▶ **Given data**
--
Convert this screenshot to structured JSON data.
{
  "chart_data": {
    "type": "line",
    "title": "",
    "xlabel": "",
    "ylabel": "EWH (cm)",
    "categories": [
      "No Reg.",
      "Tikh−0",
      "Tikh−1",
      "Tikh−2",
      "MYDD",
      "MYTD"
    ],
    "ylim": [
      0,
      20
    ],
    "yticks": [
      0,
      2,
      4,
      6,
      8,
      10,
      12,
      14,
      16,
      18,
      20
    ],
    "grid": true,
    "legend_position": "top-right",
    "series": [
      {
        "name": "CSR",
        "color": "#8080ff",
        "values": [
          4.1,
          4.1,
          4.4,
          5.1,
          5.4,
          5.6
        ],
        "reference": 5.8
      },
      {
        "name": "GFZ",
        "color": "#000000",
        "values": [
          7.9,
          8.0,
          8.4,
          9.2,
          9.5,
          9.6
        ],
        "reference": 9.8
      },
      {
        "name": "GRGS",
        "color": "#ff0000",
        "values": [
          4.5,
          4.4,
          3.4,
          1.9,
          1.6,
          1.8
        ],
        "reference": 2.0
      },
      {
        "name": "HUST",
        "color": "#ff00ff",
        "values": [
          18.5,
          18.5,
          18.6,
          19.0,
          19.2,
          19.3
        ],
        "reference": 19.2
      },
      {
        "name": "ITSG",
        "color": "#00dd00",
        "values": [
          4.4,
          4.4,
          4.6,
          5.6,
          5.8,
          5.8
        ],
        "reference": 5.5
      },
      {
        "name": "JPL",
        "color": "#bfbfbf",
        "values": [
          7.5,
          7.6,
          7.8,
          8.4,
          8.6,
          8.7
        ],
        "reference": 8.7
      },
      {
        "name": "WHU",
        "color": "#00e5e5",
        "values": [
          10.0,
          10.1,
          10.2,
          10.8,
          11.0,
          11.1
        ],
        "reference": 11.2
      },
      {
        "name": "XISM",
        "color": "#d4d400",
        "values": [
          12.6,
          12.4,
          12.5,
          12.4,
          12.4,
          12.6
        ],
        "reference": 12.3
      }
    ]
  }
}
--
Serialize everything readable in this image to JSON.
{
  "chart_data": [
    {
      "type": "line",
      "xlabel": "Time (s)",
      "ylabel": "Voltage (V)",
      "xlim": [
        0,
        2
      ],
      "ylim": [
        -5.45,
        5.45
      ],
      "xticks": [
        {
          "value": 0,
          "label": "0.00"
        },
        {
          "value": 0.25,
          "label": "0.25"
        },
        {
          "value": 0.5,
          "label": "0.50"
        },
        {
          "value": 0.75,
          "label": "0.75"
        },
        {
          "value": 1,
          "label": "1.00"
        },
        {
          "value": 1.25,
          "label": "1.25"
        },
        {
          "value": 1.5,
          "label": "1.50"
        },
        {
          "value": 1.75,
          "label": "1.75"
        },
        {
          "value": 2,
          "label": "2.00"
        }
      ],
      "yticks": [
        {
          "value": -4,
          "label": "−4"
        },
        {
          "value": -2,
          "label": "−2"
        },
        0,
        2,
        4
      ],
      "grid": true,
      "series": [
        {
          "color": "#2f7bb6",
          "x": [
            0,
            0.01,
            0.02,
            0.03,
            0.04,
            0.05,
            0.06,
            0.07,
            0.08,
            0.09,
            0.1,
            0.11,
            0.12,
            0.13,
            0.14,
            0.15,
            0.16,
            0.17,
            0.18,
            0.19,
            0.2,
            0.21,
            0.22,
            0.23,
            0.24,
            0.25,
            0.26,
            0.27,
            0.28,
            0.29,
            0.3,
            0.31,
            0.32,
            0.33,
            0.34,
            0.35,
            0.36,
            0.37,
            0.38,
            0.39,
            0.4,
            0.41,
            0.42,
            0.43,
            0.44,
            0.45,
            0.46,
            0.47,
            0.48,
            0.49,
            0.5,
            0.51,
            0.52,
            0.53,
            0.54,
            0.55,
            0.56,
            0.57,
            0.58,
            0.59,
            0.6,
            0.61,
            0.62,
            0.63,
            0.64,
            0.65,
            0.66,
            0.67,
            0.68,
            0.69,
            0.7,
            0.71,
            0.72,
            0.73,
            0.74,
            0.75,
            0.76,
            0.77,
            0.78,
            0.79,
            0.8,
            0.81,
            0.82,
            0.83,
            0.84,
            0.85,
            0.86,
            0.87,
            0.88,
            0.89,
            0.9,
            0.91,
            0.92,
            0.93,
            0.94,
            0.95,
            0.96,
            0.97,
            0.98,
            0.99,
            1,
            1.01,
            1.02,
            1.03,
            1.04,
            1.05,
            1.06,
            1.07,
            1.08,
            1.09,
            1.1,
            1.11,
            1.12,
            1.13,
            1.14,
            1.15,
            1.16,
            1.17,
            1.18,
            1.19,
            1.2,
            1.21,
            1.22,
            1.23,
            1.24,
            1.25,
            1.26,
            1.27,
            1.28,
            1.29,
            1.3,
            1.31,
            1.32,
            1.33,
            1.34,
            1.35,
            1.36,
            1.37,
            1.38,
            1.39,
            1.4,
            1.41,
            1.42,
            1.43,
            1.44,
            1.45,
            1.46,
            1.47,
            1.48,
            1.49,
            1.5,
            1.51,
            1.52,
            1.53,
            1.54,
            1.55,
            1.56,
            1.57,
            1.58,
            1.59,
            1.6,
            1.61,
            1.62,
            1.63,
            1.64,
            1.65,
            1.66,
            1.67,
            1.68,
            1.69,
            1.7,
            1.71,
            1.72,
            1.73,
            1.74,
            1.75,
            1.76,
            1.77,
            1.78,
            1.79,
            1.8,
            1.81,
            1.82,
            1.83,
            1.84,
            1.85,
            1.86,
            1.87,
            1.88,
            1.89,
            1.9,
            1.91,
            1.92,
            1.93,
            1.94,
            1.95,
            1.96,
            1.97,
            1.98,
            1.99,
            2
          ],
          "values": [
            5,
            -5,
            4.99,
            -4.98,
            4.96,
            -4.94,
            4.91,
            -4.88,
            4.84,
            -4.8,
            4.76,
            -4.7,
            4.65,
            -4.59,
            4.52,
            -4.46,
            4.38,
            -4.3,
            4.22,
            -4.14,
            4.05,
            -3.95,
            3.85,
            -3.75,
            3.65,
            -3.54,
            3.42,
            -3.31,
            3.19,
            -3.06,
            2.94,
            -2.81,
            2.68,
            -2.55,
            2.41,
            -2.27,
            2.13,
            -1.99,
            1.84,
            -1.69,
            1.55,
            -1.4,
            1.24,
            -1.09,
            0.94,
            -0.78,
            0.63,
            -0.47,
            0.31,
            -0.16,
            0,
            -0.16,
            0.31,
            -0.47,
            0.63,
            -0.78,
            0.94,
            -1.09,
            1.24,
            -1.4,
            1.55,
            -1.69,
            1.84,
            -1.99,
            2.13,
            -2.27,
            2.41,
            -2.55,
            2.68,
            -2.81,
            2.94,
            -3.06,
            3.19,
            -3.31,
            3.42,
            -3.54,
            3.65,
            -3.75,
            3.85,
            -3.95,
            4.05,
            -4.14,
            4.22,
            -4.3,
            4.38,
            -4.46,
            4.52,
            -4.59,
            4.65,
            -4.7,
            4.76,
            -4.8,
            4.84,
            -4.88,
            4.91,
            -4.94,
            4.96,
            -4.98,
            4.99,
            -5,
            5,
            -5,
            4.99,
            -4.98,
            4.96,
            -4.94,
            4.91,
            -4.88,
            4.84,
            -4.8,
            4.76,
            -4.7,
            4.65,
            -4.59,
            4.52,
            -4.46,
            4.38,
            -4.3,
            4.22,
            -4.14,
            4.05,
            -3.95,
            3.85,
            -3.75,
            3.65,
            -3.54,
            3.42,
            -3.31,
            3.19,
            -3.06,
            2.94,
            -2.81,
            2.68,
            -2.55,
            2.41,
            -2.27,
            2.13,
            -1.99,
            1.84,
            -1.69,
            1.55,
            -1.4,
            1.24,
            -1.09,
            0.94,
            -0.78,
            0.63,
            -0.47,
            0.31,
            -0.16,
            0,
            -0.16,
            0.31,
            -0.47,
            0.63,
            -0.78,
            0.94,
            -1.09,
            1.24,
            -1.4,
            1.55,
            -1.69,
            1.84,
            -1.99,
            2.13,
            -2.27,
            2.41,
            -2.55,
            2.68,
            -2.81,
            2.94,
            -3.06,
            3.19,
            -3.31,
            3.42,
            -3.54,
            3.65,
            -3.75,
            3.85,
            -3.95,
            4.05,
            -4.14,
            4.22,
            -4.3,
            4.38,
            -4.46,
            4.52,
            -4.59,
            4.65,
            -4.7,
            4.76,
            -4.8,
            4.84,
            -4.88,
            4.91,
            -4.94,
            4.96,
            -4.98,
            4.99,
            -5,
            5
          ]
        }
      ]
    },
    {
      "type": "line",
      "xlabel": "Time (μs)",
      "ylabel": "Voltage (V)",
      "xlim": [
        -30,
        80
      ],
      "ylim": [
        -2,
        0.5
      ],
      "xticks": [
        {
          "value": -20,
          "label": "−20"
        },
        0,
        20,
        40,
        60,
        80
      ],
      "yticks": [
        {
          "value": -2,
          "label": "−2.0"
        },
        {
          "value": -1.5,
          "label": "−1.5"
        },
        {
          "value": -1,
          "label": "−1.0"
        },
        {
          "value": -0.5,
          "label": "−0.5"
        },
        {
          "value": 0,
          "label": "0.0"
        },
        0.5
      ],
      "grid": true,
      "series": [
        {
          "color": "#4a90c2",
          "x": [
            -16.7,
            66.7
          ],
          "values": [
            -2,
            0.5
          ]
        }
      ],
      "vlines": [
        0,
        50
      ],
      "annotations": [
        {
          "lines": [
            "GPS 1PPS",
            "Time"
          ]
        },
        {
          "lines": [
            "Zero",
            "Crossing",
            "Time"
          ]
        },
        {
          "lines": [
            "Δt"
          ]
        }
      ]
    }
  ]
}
--
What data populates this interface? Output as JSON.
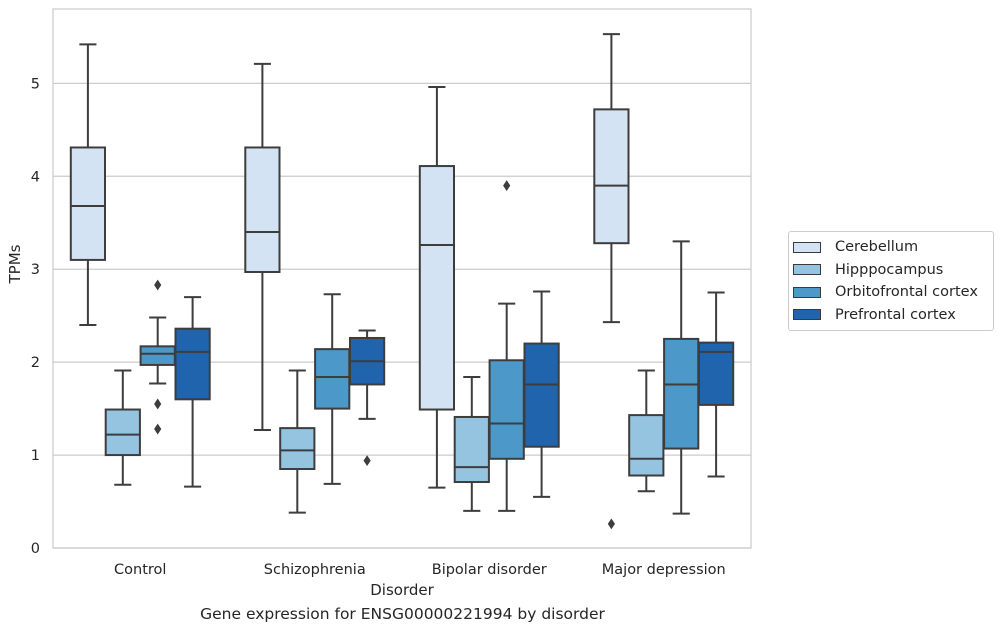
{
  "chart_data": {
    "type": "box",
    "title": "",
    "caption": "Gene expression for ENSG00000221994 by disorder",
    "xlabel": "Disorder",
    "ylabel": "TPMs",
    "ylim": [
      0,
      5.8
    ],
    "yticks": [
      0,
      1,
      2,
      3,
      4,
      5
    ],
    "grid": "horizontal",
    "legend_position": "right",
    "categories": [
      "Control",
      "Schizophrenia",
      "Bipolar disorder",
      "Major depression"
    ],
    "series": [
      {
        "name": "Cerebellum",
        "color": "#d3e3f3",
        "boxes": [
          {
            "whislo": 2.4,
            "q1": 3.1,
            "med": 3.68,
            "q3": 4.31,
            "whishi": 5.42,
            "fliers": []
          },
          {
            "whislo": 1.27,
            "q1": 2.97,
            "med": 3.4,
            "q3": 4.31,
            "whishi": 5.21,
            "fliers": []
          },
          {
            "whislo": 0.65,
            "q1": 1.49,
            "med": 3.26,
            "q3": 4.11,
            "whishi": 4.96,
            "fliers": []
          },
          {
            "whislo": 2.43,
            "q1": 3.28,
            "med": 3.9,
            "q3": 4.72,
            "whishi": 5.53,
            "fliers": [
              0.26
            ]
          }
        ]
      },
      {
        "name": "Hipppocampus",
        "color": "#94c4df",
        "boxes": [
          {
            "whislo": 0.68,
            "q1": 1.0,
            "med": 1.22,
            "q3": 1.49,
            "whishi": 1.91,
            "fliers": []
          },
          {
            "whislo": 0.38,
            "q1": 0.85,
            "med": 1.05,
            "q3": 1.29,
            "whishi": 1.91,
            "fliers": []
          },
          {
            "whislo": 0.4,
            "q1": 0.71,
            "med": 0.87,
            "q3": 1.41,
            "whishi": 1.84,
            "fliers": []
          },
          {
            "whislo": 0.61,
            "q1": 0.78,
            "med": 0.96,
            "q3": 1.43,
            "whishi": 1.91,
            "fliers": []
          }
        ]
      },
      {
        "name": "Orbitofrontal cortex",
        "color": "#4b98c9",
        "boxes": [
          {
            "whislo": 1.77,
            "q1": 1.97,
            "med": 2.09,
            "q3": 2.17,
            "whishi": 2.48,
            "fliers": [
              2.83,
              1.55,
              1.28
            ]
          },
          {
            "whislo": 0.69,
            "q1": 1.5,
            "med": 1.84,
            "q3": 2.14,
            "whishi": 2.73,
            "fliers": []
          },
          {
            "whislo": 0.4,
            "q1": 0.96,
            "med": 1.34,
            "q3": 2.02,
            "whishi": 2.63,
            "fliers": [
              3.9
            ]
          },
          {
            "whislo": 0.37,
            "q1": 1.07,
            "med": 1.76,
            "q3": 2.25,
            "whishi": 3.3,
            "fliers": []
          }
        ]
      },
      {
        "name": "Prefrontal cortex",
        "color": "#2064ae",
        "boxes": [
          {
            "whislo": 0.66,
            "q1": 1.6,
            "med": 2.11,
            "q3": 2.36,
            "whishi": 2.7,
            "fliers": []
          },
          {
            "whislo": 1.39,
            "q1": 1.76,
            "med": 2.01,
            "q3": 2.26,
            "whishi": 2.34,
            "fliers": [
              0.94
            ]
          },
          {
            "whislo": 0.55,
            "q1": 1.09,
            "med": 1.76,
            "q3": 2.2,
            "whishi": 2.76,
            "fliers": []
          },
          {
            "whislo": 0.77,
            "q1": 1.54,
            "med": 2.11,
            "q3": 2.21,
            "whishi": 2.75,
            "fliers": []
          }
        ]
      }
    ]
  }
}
--
▶ **Work to do**
Identify each line in the records above that contains the word "right", and copy it out in full.

▶ **Solved exercise**
    "legend_position": "top-right",
    "legend_position": "right",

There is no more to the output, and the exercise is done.